- How to complete this task: Search the entries below for the word "Mast" and copy each line that has it.

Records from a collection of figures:
=== Section Start ===

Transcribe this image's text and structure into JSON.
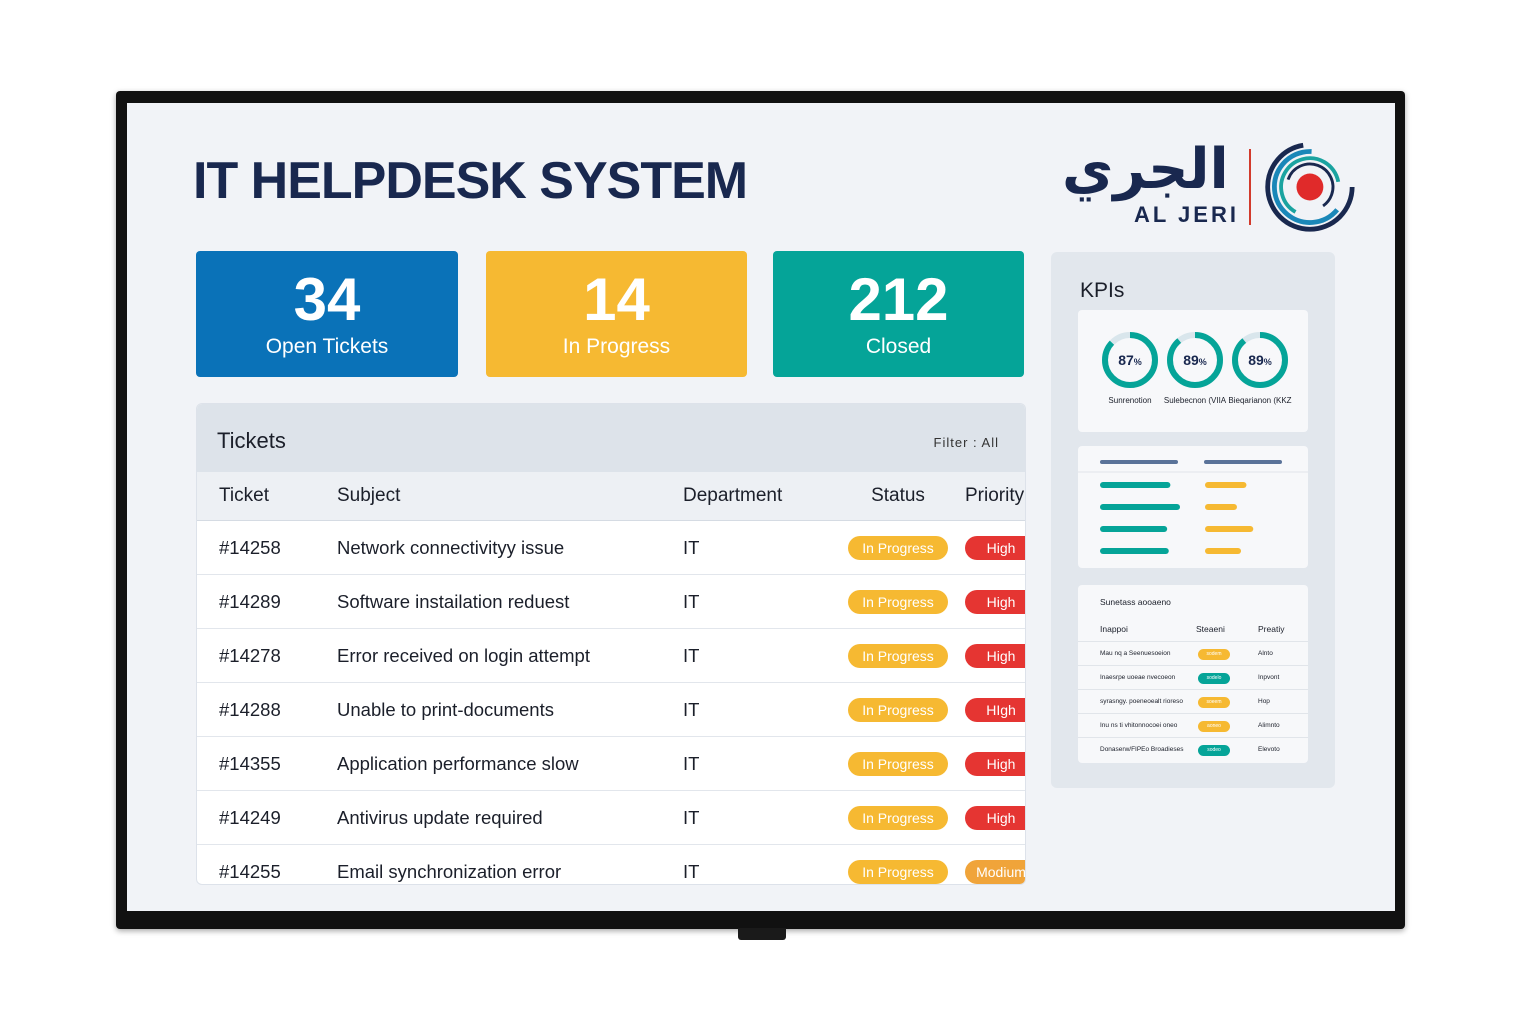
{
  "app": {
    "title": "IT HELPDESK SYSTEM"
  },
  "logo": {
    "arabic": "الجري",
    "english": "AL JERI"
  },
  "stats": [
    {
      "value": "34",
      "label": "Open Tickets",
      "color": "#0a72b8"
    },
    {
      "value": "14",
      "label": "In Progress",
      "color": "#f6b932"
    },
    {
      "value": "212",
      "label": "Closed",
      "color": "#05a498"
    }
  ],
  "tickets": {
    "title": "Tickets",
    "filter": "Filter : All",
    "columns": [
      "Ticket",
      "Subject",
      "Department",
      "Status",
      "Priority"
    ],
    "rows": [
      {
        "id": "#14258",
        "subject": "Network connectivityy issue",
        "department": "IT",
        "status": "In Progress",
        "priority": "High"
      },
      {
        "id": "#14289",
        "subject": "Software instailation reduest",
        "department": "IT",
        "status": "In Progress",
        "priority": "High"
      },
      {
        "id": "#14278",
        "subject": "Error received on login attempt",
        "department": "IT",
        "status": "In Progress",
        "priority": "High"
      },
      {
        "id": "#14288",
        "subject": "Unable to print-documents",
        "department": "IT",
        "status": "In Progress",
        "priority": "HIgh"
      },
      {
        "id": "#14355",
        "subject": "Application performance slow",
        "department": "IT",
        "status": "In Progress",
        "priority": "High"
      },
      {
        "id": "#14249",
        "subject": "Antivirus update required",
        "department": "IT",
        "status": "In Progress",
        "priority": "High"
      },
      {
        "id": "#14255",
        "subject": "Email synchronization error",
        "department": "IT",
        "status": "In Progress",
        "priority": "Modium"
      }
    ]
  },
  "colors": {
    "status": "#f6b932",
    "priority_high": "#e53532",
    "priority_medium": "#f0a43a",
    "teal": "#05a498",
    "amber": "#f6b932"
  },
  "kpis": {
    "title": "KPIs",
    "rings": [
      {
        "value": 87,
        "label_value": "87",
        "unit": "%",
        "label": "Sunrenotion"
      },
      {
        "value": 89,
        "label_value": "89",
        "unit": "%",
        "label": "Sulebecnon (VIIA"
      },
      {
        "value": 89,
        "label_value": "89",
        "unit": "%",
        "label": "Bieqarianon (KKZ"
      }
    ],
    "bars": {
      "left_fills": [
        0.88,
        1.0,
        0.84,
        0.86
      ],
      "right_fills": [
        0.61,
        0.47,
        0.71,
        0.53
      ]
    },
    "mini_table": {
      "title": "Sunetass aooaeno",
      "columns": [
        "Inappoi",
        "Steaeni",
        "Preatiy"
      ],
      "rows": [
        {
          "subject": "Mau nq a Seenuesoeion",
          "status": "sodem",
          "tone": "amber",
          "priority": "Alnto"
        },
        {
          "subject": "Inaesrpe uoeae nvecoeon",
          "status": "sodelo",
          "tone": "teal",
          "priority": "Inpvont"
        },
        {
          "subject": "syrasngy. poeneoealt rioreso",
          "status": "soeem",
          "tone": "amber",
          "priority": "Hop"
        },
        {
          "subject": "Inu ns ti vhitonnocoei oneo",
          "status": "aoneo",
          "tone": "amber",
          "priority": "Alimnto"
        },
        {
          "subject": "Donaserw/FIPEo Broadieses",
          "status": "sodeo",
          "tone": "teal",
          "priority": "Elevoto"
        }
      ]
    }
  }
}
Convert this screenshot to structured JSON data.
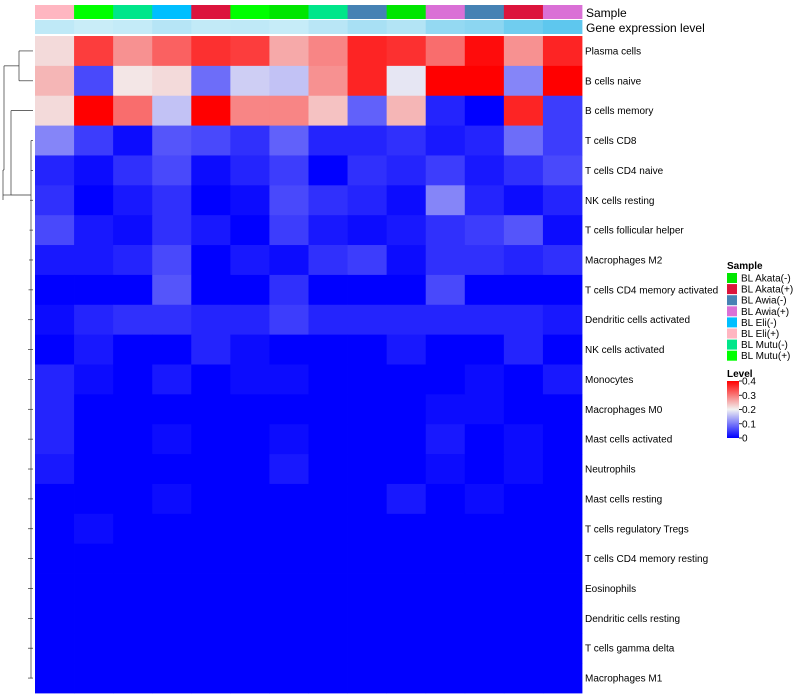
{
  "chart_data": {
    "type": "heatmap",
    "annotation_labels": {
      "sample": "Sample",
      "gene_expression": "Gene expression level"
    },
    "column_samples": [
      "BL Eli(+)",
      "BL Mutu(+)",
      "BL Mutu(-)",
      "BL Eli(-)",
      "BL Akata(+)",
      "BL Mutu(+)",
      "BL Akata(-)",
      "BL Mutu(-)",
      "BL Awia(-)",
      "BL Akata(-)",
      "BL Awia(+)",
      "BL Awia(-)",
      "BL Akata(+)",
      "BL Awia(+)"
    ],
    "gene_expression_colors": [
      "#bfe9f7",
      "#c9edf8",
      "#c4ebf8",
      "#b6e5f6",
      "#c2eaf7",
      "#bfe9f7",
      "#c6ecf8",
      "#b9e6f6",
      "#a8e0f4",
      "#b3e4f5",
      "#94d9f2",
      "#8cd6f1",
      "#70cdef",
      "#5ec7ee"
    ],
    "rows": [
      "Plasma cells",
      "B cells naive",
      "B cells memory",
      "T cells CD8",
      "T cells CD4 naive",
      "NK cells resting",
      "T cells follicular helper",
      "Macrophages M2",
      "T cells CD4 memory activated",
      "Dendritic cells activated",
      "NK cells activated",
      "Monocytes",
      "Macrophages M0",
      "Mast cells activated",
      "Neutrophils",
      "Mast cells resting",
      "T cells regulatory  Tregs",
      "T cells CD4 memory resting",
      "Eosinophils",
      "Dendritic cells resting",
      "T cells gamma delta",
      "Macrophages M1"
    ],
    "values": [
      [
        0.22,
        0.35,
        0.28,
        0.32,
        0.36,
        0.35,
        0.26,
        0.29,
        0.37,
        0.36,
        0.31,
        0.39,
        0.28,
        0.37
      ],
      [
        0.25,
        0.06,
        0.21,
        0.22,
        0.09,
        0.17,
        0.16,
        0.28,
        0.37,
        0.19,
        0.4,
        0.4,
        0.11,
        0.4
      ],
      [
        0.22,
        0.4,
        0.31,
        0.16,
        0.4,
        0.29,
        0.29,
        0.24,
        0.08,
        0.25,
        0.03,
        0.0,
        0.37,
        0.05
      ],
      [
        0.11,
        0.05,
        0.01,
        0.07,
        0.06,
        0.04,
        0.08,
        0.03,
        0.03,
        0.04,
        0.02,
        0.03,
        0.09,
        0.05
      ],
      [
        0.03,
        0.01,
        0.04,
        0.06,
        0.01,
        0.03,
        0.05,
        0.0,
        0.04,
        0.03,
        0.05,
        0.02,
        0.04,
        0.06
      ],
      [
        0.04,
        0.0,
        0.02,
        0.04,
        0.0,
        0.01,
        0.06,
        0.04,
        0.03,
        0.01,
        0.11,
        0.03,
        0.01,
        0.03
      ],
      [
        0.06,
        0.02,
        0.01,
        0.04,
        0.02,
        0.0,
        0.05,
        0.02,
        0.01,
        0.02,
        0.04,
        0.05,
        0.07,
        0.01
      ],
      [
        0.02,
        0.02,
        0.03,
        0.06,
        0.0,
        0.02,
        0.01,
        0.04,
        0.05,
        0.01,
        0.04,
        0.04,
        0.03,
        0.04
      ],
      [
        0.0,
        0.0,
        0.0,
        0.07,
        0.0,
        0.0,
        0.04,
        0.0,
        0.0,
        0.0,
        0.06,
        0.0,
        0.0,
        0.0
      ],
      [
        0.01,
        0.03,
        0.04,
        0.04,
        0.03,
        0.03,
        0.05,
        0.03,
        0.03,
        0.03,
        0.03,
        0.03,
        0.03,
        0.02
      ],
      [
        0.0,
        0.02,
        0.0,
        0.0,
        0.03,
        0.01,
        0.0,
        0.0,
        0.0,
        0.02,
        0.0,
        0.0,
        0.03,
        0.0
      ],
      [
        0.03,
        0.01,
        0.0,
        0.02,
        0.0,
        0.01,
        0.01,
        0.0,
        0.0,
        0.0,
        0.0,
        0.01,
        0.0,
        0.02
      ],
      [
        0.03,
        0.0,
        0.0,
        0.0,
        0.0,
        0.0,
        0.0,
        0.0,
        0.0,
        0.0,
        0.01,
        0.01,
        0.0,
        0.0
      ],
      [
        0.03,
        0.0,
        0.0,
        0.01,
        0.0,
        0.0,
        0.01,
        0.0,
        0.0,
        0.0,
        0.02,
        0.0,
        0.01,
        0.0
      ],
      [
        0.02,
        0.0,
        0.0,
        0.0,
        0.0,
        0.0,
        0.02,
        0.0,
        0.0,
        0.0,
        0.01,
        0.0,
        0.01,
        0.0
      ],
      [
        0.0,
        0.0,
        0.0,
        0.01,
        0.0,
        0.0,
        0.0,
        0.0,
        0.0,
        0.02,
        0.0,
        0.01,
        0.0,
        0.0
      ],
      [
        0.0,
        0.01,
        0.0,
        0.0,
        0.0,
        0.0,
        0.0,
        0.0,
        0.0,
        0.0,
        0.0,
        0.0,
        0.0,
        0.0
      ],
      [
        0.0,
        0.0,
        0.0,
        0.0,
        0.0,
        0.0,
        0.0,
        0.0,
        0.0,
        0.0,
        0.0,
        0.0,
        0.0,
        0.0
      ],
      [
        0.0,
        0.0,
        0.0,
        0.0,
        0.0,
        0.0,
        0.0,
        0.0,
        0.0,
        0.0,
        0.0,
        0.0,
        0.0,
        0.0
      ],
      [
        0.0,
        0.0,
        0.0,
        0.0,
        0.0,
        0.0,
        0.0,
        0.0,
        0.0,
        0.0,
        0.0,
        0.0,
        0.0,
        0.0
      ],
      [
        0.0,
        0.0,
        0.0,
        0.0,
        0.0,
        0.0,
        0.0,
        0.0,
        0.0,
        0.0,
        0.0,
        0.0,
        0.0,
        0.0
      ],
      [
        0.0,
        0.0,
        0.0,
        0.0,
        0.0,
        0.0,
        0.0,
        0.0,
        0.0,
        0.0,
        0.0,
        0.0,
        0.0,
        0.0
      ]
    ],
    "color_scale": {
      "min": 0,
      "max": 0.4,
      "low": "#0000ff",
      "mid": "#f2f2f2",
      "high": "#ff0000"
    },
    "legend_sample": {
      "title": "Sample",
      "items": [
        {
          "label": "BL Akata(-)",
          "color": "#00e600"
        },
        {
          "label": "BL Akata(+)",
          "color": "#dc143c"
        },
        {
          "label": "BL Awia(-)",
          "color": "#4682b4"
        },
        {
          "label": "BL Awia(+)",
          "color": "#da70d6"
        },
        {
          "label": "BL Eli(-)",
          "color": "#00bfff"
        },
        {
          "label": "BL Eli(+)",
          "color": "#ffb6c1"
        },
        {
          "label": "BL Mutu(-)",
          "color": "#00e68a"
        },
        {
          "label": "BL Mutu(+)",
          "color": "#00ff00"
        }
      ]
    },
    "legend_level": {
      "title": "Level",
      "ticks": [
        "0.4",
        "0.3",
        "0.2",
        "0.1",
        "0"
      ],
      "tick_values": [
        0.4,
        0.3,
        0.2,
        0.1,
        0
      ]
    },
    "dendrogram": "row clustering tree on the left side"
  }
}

=== Section End ===

- Answer space:
      "Mast cells activated",
      "Mast cells resting",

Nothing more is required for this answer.